# Goal of the exercise
For each line of the data below that holds "Left", copy the line.
-- start --
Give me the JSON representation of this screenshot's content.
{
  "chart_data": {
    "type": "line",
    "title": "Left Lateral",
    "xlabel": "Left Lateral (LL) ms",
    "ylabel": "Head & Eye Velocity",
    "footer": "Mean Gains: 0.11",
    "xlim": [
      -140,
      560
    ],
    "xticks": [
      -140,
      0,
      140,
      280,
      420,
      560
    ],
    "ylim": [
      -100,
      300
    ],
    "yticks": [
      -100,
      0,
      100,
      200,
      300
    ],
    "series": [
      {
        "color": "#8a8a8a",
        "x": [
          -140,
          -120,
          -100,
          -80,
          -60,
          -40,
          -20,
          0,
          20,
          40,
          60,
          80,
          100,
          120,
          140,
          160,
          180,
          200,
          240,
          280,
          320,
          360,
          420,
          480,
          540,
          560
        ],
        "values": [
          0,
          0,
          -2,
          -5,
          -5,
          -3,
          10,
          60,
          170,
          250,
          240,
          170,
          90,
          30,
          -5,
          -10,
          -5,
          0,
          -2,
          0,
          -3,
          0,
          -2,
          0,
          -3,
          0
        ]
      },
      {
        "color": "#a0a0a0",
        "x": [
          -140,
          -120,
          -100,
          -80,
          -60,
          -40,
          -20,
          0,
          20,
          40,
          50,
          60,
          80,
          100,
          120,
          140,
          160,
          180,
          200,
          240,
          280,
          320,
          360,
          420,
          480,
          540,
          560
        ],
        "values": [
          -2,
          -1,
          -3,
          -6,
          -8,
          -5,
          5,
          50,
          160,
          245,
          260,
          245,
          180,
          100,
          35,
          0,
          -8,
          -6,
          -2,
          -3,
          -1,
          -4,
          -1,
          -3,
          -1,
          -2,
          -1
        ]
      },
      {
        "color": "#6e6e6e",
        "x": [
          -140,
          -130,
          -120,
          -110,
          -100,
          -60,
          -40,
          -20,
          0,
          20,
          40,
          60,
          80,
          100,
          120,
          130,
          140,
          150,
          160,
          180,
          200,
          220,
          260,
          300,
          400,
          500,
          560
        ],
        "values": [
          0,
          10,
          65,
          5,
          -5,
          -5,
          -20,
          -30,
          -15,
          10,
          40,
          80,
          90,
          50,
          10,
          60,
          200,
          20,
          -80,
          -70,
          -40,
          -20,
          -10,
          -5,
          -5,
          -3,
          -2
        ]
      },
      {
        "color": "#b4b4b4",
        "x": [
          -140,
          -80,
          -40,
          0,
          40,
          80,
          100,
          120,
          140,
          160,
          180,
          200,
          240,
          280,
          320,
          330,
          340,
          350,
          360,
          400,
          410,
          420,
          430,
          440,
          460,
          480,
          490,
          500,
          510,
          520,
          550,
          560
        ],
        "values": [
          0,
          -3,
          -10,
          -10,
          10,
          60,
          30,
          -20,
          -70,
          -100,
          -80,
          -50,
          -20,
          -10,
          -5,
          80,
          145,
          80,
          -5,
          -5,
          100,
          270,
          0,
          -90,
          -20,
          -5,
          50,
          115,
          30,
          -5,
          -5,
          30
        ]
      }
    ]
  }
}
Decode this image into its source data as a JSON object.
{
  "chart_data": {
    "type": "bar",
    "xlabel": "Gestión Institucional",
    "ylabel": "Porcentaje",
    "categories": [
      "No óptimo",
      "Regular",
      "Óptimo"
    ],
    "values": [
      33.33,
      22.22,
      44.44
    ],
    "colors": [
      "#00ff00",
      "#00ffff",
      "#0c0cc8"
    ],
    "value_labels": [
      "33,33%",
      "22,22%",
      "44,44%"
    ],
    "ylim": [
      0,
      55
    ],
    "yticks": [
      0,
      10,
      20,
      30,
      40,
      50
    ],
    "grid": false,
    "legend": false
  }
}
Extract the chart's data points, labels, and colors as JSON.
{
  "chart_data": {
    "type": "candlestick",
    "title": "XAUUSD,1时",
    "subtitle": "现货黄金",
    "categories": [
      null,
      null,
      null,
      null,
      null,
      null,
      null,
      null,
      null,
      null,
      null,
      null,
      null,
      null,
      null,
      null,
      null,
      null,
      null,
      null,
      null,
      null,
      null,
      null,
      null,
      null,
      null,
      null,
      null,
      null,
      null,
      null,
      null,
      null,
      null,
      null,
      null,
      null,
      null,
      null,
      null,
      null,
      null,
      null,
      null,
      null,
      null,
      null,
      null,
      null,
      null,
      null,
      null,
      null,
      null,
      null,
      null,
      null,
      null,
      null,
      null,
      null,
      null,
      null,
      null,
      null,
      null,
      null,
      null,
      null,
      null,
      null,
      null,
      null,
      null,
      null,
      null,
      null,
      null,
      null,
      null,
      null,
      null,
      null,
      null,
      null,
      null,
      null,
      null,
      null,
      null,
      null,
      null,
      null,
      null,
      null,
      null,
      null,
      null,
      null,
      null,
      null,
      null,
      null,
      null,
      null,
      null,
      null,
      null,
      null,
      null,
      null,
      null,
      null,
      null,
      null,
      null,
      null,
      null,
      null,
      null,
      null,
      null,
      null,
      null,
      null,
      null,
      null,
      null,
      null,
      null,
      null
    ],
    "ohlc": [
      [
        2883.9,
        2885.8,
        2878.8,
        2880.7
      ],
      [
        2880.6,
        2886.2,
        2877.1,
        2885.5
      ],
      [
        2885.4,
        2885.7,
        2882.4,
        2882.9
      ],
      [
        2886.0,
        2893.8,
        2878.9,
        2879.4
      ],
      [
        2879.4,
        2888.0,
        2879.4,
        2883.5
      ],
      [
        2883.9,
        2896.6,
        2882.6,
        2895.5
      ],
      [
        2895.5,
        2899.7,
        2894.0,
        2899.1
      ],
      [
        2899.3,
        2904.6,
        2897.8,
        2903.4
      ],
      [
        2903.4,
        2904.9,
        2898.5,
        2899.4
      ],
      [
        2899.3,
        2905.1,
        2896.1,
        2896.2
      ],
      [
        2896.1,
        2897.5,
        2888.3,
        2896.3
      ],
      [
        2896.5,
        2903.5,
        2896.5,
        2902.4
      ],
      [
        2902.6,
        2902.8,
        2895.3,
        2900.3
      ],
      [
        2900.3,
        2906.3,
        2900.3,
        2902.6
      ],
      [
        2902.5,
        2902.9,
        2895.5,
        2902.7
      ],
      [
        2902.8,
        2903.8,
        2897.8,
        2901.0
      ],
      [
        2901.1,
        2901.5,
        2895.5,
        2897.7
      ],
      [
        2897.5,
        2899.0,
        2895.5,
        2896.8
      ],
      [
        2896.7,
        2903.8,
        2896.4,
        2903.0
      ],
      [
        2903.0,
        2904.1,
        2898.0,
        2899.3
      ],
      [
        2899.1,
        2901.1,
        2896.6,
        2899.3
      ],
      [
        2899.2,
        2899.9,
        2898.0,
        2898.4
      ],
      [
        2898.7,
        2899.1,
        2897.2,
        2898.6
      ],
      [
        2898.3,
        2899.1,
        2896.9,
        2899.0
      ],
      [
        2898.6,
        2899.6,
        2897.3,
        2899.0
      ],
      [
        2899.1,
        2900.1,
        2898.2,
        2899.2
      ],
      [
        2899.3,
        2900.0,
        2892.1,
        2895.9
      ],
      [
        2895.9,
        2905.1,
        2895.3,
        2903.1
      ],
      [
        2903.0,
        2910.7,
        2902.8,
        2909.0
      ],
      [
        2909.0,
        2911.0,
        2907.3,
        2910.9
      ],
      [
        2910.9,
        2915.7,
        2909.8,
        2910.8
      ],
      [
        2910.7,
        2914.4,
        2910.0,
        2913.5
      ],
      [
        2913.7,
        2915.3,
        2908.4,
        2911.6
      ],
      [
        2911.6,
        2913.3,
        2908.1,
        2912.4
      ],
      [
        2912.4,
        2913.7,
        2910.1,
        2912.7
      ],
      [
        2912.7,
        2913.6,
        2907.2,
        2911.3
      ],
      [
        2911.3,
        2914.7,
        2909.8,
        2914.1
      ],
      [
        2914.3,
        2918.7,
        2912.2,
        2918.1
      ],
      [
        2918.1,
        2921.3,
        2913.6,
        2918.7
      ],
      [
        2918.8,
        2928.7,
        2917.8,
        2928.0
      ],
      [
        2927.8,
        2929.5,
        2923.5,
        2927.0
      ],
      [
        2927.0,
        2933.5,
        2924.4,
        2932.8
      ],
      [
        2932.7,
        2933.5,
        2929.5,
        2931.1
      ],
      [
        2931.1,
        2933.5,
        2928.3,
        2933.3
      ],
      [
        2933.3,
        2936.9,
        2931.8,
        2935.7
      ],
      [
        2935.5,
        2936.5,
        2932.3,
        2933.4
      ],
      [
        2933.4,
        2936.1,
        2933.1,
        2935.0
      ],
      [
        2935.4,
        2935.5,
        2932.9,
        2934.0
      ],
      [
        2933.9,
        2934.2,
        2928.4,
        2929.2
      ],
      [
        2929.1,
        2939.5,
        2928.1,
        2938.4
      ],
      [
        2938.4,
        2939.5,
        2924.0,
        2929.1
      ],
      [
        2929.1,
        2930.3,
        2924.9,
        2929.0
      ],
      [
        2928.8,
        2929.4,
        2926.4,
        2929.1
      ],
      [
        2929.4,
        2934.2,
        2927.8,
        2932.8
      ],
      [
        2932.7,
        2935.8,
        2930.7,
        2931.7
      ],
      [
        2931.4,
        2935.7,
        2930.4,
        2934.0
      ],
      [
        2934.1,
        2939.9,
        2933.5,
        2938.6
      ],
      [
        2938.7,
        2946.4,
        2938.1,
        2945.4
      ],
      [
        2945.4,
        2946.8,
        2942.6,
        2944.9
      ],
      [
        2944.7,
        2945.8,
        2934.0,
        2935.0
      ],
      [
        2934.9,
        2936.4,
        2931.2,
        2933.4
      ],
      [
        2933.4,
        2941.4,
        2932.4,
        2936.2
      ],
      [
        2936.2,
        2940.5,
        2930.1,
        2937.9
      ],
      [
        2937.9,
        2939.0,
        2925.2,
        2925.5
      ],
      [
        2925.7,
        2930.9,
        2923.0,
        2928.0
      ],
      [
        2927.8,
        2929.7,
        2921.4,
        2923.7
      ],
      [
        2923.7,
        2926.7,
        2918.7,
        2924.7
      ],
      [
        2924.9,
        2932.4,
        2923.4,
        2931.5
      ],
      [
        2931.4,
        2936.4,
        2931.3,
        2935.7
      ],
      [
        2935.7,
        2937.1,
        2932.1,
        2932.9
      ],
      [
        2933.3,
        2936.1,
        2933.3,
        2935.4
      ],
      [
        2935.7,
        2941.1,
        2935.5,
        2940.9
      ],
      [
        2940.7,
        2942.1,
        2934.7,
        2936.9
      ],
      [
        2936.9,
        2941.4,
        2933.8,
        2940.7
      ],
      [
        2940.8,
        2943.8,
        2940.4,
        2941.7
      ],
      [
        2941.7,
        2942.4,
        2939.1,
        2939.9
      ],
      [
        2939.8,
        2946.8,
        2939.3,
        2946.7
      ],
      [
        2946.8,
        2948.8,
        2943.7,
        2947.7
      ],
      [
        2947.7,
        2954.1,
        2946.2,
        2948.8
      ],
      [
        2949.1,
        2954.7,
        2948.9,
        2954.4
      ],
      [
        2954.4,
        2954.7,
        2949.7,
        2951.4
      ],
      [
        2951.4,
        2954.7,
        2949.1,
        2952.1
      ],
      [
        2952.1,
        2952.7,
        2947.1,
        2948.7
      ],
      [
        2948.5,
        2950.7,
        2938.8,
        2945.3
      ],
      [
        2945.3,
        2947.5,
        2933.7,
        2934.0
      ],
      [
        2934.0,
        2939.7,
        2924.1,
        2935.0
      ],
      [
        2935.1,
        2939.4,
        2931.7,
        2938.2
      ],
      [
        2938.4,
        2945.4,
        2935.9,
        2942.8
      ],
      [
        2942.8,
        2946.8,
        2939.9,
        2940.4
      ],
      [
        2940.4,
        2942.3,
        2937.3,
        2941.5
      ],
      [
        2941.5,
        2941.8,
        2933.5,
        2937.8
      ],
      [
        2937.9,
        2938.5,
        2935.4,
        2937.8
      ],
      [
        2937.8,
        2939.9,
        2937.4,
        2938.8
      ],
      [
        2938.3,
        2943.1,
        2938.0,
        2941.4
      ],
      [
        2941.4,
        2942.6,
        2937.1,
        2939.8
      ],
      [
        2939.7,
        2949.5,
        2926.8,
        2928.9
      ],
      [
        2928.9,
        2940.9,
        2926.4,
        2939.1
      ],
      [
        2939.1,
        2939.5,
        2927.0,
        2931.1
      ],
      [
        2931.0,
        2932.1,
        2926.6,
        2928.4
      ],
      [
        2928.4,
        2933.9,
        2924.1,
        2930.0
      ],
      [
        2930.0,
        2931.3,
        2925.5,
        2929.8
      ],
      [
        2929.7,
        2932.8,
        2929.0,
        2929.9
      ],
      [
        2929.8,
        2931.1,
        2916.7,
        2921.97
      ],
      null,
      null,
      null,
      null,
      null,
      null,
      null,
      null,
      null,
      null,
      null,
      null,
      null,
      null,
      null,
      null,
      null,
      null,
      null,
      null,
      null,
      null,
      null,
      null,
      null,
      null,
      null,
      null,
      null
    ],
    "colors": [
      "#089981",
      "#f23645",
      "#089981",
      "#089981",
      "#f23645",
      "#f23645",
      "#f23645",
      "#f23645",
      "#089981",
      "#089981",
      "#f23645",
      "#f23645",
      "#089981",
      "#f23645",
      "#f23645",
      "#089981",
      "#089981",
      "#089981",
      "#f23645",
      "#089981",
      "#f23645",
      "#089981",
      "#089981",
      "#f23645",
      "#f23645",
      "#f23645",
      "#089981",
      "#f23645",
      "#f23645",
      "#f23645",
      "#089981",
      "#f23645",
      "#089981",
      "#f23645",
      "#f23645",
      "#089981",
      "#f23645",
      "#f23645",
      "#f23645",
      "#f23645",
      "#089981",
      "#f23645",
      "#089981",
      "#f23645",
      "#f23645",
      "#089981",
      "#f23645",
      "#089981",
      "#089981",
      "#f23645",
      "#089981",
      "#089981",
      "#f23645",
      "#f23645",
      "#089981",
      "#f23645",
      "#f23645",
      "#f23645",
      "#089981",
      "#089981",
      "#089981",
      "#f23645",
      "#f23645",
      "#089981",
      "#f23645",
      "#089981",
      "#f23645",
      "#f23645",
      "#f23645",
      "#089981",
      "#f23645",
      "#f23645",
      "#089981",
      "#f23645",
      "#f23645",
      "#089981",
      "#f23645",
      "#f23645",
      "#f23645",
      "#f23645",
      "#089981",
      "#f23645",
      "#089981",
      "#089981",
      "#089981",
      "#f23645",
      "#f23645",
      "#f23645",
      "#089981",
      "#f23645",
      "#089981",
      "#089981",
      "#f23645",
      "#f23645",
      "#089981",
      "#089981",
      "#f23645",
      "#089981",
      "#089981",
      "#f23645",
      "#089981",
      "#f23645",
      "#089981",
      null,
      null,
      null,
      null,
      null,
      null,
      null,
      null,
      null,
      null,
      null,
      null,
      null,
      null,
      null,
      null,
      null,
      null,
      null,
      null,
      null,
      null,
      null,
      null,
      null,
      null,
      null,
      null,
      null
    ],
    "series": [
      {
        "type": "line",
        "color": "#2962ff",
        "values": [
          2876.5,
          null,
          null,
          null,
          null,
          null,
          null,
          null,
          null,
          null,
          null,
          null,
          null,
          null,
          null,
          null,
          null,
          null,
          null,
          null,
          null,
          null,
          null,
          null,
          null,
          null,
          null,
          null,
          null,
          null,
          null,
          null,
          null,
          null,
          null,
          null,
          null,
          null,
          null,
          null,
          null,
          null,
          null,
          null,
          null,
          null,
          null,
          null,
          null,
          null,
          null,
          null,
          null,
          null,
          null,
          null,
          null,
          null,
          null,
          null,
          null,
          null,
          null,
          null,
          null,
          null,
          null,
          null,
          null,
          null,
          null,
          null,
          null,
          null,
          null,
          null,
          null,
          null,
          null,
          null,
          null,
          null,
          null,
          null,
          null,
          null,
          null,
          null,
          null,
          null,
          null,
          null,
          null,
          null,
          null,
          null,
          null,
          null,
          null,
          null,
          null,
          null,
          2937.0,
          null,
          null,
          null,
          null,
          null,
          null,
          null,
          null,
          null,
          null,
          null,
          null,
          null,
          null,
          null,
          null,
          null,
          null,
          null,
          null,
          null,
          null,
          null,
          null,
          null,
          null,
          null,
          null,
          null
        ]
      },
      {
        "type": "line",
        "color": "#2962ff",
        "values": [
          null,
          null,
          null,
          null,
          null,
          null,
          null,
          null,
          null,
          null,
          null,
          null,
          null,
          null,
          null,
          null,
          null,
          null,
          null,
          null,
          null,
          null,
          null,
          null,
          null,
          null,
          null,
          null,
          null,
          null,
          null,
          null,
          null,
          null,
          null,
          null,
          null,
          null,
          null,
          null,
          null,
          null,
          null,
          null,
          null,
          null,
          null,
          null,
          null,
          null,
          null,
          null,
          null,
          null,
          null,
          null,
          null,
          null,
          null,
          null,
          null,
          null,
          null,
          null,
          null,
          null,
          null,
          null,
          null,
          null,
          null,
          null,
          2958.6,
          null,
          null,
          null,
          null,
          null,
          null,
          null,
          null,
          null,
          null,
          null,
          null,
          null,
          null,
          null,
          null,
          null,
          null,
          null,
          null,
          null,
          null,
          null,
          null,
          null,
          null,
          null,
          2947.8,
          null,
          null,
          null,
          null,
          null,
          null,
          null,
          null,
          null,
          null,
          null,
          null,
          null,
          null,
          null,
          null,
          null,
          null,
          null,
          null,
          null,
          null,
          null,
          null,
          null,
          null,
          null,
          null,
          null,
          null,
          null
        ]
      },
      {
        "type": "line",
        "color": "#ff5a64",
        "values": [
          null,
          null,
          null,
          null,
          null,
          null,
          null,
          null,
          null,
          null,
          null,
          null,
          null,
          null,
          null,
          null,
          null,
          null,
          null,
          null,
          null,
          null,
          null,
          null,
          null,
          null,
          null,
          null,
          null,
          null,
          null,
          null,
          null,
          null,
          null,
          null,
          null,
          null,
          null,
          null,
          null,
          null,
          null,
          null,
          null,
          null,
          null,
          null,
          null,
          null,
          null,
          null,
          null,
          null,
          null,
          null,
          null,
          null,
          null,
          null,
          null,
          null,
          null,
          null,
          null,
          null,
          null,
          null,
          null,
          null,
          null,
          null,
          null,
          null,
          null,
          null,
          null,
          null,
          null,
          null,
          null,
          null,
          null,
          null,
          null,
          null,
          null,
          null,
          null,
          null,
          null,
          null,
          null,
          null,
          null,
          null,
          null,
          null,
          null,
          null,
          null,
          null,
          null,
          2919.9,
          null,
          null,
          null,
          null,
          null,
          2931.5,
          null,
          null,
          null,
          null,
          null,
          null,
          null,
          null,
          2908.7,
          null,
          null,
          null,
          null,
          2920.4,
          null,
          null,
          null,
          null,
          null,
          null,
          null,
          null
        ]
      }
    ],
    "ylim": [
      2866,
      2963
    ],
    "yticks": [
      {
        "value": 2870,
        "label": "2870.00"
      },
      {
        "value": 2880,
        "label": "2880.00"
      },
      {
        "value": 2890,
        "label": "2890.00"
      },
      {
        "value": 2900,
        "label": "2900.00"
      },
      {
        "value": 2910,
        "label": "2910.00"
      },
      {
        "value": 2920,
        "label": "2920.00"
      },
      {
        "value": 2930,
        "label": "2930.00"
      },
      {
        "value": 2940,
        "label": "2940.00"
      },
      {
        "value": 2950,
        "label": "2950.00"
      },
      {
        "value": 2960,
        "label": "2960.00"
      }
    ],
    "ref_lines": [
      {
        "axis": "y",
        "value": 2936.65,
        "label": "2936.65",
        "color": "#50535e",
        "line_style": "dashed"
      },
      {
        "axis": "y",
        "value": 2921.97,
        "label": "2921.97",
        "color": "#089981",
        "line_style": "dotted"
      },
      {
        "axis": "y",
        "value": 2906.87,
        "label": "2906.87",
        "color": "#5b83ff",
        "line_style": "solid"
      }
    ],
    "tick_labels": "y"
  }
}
-- end --
# Output below
    "title": "Left Lateral",
    "xlabel": "Left Lateral (LL) ms",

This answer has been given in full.